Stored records

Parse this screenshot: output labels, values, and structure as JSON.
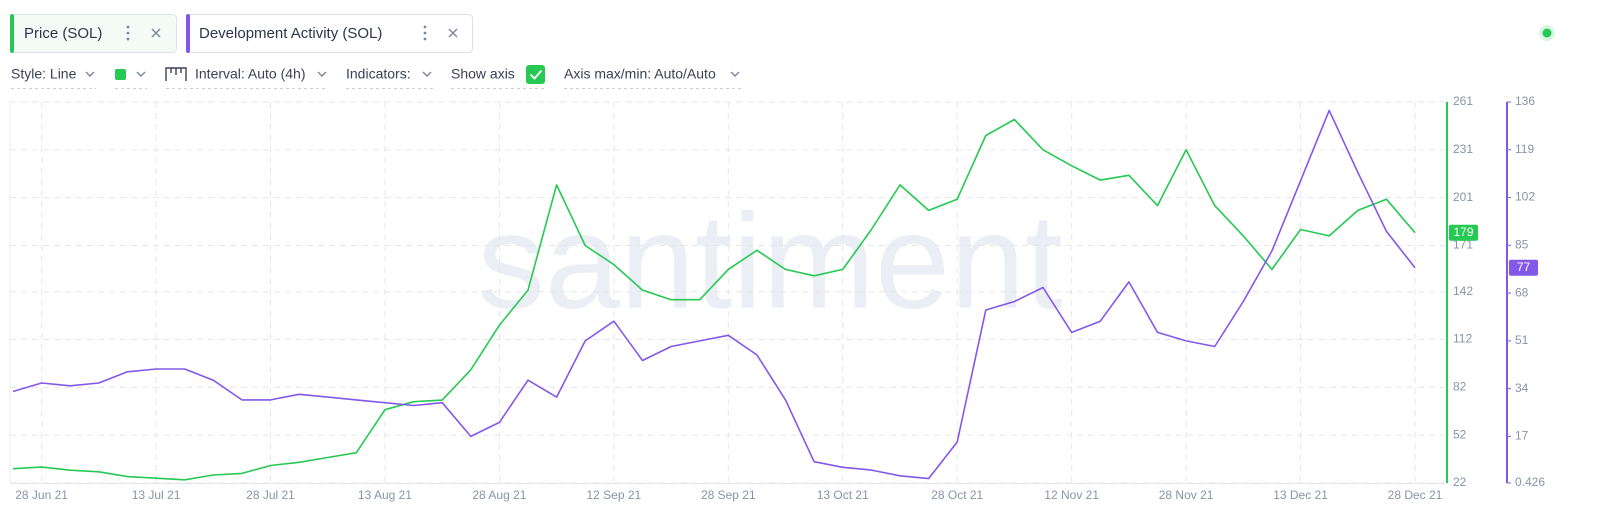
{
  "toolbar": {
    "style": "Style: Line",
    "interval": "Interval: Auto (4h)",
    "indicators": "Indicators:",
    "show_axis": "Show axis",
    "axis_range": "Axis max/min: Auto/Auto"
  },
  "watermark": "santiment",
  "chart_data": {
    "type": "line",
    "categories": [
      null,
      "28 Jun 21",
      null,
      null,
      null,
      "13 Jul 21",
      null,
      null,
      null,
      "28 Jul 21",
      null,
      null,
      null,
      "13 Aug 21",
      null,
      null,
      null,
      "28 Aug 21",
      null,
      null,
      null,
      "12 Sep 21",
      null,
      null,
      null,
      "28 Sep 21",
      null,
      null,
      null,
      "13 Oct 21",
      null,
      null,
      null,
      "28 Oct 21",
      null,
      null,
      null,
      "12 Nov 21",
      null,
      null,
      null,
      "28 Nov 21",
      null,
      null,
      null,
      "13 Dec 21",
      null,
      null,
      null,
      "28 Dec 21"
    ],
    "series": [
      {
        "name": "Price (SOL)",
        "color": "#26c953",
        "axis": "y",
        "values": [
          31,
          32,
          30,
          29,
          26,
          25,
          24,
          27,
          28,
          33,
          35,
          38,
          41,
          68,
          73,
          74,
          93,
          121,
          143,
          209,
          171,
          159,
          143,
          137,
          137,
          156,
          168,
          156,
          152,
          156,
          181,
          209,
          193,
          200,
          240,
          250,
          231,
          221,
          212,
          215,
          196,
          231,
          196,
          177,
          156,
          181,
          177,
          193,
          200,
          179
        ]
      },
      {
        "name": "Development Activity (SOL)",
        "color": "#8358e8",
        "axis": "y2",
        "values": [
          33,
          36,
          35,
          36,
          40,
          41,
          41,
          37,
          30,
          30,
          32,
          31,
          30,
          29,
          28,
          29,
          17,
          22,
          37,
          31,
          51,
          58,
          44,
          49,
          51,
          53,
          46,
          30,
          8,
          6,
          5,
          3,
          2,
          15,
          62,
          65,
          70,
          54,
          58,
          72,
          54,
          51,
          49,
          65,
          83,
          108,
          133,
          111,
          90,
          77
        ]
      }
    ],
    "ylim": [
      22,
      261
    ],
    "yticks": [
      22,
      52,
      82,
      112,
      142,
      171,
      201,
      231,
      261
    ],
    "y2lim": [
      0.426,
      136
    ],
    "y2ticks": [
      0.426,
      17,
      34,
      51,
      68,
      85,
      102,
      119,
      136
    ],
    "grid": true
  }
}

GIVEN PROBLEM:
Without the pictures, write out the whole listing above exactly as it appears.

RESPONSE TO THE EXERCISE:
Parse this screenshot: output labels, values, and structure as JSON.
{
  "toolbar": {
    "style": "Style: Line",
    "interval": "Interval: Auto (4h)",
    "indicators": "Indicators:",
    "show_axis": "Show axis",
    "axis_range": "Axis max/min: Auto/Auto"
  },
  "watermark": "santiment",
  "chart_data": {
    "type": "line",
    "categories": [
      null,
      "28 Jun 21",
      null,
      null,
      null,
      "13 Jul 21",
      null,
      null,
      null,
      "28 Jul 21",
      null,
      null,
      null,
      "13 Aug 21",
      null,
      null,
      null,
      "28 Aug 21",
      null,
      null,
      null,
      "12 Sep 21",
      null,
      null,
      null,
      "28 Sep 21",
      null,
      null,
      null,
      "13 Oct 21",
      null,
      null,
      null,
      "28 Oct 21",
      null,
      null,
      null,
      "12 Nov 21",
      null,
      null,
      null,
      "28 Nov 21",
      null,
      null,
      null,
      "13 Dec 21",
      null,
      null,
      null,
      "28 Dec 21"
    ],
    "series": [
      {
        "name": "Price (SOL)",
        "color": "#26c953",
        "axis": "y",
        "values": [
          31,
          32,
          30,
          29,
          26,
          25,
          24,
          27,
          28,
          33,
          35,
          38,
          41,
          68,
          73,
          74,
          93,
          121,
          143,
          209,
          171,
          159,
          143,
          137,
          137,
          156,
          168,
          156,
          152,
          156,
          181,
          209,
          193,
          200,
          240,
          250,
          231,
          221,
          212,
          215,
          196,
          231,
          196,
          177,
          156,
          181,
          177,
          193,
          200,
          179
        ]
      },
      {
        "name": "Development Activity (SOL)",
        "color": "#8358e8",
        "axis": "y2",
        "values": [
          33,
          36,
          35,
          36,
          40,
          41,
          41,
          37,
          30,
          30,
          32,
          31,
          30,
          29,
          28,
          29,
          17,
          22,
          37,
          31,
          51,
          58,
          44,
          49,
          51,
          53,
          46,
          30,
          8,
          6,
          5,
          3,
          2,
          15,
          62,
          65,
          70,
          54,
          58,
          72,
          54,
          51,
          49,
          65,
          83,
          108,
          133,
          111,
          90,
          77
        ]
      }
    ],
    "ylim": [
      22,
      261
    ],
    "yticks": [
      22,
      52,
      82,
      112,
      142,
      171,
      201,
      231,
      261
    ],
    "y2lim": [
      0.426,
      136
    ],
    "y2ticks": [
      0.426,
      17,
      34,
      51,
      68,
      85,
      102,
      119,
      136
    ],
    "grid": true
  }
}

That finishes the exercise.